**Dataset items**
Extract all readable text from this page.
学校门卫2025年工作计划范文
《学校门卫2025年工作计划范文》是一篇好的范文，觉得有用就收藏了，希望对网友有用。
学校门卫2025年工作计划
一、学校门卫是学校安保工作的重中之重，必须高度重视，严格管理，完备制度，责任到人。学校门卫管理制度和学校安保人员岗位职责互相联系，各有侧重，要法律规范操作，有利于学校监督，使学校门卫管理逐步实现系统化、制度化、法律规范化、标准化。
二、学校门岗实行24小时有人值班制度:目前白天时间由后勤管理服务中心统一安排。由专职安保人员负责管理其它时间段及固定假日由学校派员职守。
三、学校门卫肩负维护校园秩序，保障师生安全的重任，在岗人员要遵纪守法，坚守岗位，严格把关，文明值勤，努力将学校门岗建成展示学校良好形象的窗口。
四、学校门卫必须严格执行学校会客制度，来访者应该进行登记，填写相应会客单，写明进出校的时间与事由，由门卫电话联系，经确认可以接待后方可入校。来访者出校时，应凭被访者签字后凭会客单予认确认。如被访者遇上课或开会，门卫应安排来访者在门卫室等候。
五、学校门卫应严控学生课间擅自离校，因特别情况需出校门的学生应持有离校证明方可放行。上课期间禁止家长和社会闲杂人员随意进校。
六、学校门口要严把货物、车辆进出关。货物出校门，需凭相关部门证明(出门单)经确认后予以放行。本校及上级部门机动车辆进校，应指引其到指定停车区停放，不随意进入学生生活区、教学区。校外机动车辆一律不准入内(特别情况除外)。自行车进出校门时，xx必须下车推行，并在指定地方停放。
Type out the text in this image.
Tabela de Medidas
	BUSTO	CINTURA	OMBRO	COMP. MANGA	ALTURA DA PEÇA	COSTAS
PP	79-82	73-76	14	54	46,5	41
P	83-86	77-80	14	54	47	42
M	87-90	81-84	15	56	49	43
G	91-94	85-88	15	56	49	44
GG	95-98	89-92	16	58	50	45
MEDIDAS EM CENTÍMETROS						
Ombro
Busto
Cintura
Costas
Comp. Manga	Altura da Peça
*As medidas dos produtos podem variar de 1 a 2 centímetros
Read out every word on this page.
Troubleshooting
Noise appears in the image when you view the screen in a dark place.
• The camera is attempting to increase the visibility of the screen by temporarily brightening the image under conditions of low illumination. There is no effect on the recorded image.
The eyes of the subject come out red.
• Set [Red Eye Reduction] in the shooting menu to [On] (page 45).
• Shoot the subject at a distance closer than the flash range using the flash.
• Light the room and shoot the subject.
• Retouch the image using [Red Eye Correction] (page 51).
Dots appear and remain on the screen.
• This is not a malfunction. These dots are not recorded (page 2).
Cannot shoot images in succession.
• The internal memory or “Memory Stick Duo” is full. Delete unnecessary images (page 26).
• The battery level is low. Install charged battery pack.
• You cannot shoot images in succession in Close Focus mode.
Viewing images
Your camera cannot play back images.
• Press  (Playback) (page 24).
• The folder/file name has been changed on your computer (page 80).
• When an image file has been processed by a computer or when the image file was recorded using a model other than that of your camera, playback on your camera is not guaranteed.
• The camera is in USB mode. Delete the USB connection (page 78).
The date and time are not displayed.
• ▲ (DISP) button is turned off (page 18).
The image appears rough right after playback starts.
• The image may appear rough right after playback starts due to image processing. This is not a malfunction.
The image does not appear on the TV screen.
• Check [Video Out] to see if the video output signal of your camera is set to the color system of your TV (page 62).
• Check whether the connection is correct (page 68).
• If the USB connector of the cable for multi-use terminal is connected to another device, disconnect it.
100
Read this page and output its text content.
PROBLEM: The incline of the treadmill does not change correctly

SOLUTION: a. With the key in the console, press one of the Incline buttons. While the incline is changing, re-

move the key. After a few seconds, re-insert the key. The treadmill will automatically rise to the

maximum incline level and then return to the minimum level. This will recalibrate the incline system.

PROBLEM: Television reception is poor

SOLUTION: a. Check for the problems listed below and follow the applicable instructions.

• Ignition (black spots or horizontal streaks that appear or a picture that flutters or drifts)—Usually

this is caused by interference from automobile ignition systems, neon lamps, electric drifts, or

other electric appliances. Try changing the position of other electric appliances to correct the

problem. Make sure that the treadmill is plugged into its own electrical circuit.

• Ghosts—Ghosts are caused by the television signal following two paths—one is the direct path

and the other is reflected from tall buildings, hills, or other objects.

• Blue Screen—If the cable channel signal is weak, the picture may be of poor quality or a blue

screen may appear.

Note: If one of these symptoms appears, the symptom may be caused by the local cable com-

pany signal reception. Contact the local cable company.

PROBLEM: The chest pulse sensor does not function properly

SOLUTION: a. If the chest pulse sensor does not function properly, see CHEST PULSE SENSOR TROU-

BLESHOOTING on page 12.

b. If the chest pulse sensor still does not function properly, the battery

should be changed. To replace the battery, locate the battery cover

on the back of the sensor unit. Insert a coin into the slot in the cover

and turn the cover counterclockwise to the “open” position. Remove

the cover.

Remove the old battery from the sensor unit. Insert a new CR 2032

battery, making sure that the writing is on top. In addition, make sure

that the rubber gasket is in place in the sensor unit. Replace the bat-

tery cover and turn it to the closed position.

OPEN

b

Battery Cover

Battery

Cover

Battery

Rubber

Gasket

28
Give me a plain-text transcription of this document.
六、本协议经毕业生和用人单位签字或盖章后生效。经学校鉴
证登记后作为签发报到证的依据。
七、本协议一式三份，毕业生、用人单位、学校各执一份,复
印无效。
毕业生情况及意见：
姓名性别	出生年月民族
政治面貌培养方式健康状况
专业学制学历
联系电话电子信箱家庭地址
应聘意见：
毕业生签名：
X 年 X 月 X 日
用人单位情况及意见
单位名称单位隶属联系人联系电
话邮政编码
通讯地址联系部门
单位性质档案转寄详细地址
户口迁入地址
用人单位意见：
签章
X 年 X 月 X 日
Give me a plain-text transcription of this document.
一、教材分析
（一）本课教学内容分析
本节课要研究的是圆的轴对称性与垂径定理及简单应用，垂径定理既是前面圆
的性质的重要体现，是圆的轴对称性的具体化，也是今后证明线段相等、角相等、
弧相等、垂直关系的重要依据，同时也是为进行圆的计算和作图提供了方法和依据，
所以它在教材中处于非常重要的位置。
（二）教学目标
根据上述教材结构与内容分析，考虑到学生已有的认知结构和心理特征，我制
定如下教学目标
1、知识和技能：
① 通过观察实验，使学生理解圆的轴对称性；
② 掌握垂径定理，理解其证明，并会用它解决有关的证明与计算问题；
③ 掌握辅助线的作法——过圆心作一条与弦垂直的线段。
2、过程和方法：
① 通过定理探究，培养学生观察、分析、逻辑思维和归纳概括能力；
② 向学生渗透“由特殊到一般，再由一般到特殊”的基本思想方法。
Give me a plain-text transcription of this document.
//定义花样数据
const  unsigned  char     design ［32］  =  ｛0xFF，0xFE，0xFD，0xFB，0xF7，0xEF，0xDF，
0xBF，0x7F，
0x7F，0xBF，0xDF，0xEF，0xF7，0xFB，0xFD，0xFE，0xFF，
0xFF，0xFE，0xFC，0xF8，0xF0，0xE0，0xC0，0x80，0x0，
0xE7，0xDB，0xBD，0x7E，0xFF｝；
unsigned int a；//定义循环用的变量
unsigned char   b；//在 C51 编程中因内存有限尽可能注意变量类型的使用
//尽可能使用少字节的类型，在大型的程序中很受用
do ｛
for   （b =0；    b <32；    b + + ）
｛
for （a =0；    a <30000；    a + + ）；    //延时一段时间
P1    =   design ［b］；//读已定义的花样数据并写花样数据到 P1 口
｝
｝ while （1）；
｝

**Do this**
Give the number of lines in the entries that include the string "file", and nothing more.

**Correct response**
2